Panhandle Properties: During the quarter ended June 30, 2009, we maintained our average daily water injection rate at the Cockrell Ranch Unit at roughly 75,000 barrels per day. This resulted in increasing our average daily production at the Cockrell Ranch Unit from approximately 80-100 net BOEPD between June and December 2008 to maintaining 100-120 net BOEPD production through June 30, 2009. While crude oil production continues to increase at Cockrell Ranch, the gains are below our expectations. Based on actual performance of the waterflood through June 30, 2009, our third party engineer, Miller & Lents, Ltd. reclassified 724 MBOE of PDP reserves back to PUD. After considering this reclassification, the remaining amount of the prior year conversion of PUD to PDP reserves is 674 MBOE. We have retained Netherland & Sewell to assist us with reservoir analysis and simulation modeling at the Cockrell Ranch. We are currently in the process of establishing a controlled injection pattern to gauge the effects of optimizing water injection into the highest remaining crude oil saturation intervals of the Brown Dolomite formation. In essence, we are performing a "mini-flood” in the key target interval at the Cockrell Ranch. The result of this field observation, coupled with rigorous reservoir simulation modeling, should return an optimal pattern configuration to move the project forward into a more predicable production response profile. Moreover, the field observation and modeling results will improve the planning of future development programs for the remaining Panhandle Properties leases. Waterflood production was curtailed from the previously reported 100-120 BOEPD to approximately 60-80 BOEPD during the test period. All previous production will have been restored by the end of September 2009. The results of the controlled injection project and the Netherland & Sewell reservoir simulation should be completed by calendar year end.

The 2009 fiscal year capital development plan provided for the development of only one mini-flood phase, the Harvey Unit. The Harvey Unit had its waterflood permit application approved by the Texas Railroad Commission on October 20, 2008. The mini-flood consists of six injection wells and 13 producing wells, of which four were new wells to be drilled (completed on January 5, 2009). We initiated injection at the Harvey Unit on March 30, 2009 at a rate of 2,500 barrels per day. Benefiting from our experience at the Cockrell Ranch, the "mini-flood” at the Harvey is completed only in the highest oil saturation intervals.

During the 2009 fiscal year, we received approval for the Pond Lease and the Olive-Cooper Lease mini-flood permits from the Texas Railroad Commission. As a result of the reduction in our capital plan and a focus on our Cato Properties, we slowed the filing of our other Panhandle mini-flood permits. We now expect to file the appropriate waterflood permits for the remaining three mini-floods by April 2010. Net production at the Panhandle Properties for June 2009 was 627 BOEPD.

- LIST OF TASKS -
• a. Please say whether each statement below agrees with the Panhandle Properties passage, answering yes or no and quoting the deciding words of the passage. (i) Injection at the Harvey Unit began on March 30, 2009 at a rate of 2,500 barrels per day. (ii) Miller & Lents, Ltd. was retained to help with reservoir simulation modeling at the Cockrell Ranch. (iii) The Harvey Unit mini-flood has eight injection wells.
• b. Reproduce the Panhandle Properties passage starting at "The 2009 fiscal year capital" and ending at "oil saturation intervals.", substituting "production wells" for "producing wells".

- EXTRACTED ENTRIES -
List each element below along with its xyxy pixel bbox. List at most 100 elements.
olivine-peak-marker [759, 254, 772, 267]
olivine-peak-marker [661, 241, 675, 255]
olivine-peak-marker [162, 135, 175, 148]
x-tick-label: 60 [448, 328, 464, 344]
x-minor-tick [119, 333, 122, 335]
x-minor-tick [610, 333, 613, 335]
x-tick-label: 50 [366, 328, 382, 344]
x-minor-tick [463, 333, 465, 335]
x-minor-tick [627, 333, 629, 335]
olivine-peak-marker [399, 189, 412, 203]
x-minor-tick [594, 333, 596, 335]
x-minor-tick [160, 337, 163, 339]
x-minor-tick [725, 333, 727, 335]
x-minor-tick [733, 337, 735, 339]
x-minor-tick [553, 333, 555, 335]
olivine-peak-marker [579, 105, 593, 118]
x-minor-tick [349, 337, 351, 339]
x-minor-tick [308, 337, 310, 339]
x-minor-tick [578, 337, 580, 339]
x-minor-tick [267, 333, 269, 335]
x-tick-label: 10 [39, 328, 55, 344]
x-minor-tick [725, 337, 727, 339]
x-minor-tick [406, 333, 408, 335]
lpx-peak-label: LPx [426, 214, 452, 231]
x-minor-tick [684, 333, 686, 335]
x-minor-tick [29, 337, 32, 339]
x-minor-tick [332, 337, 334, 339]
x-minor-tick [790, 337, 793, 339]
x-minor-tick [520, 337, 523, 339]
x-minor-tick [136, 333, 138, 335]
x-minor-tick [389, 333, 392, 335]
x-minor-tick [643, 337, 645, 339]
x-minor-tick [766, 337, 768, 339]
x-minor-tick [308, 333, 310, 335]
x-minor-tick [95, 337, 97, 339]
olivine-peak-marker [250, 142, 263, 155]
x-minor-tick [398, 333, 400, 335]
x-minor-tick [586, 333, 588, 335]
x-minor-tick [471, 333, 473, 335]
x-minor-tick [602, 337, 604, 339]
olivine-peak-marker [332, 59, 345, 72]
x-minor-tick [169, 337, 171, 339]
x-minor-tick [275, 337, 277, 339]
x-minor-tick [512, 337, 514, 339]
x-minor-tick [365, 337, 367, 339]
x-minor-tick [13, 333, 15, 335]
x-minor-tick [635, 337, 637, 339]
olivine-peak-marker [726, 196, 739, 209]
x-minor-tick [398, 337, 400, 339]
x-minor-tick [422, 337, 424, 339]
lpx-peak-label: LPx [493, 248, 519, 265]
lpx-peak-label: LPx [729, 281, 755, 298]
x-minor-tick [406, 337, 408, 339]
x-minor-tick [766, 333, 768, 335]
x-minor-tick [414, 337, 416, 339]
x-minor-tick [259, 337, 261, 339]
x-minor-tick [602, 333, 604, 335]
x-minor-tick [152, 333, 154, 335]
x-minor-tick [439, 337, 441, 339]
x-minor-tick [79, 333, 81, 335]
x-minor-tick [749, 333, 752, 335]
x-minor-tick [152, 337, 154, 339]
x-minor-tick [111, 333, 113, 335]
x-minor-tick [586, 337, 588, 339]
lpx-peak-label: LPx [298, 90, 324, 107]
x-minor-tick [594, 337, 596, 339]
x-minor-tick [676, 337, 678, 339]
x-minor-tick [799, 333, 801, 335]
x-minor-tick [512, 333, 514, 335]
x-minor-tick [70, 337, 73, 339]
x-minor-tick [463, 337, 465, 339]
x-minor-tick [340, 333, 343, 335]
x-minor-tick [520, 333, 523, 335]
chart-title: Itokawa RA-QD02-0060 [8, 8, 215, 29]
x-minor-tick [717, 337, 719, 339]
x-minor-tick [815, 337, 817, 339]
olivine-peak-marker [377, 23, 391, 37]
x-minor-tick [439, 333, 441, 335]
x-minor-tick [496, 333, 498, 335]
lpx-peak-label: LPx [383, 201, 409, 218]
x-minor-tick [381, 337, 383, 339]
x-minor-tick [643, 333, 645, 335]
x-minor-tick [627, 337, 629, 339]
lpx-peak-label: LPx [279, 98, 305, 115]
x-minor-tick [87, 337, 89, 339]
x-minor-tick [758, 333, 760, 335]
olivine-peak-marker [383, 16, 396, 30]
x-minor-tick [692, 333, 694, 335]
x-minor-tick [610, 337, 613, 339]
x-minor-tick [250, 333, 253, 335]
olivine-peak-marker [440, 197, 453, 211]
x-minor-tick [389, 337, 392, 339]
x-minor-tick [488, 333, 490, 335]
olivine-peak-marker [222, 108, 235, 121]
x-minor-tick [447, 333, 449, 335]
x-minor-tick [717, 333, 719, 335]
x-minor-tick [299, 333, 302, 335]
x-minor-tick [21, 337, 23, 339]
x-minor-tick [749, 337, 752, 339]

- RESPONSES IN ORDER -
• a.
(i) Yes: "We initiated injection at the Harvey Unit on March 30, 2009 at a rate of 2,500 barrels per day."
(ii) No: "We have retained Netherland & Sewell to assist us with reservoir analysis and simulation modeling at the Cockrell Ranch."
(iii) No: "The mini-flood consists of six injection wells and 13 producing wells"

• b.
The 2009 fiscal year capital development plan provided for the development of only one mini-flood phase, the Harvey Unit. The Harvey Unit had its waterflood permit application approved by the Texas Railroad Commission on October 20, 2008. The mini-flood consists of six injection wells and 13 production wells, of which four were new wells to be drilled (completed on January 5, 2009). We initiated injection at the Harvey Unit on March 30, 2009 at a rate of 2,500 barrels per day. Benefiting from our experience at the Cockrell Ranch, the "mini-flood” at the Harvey is completed only in the highest oil saturation intervals.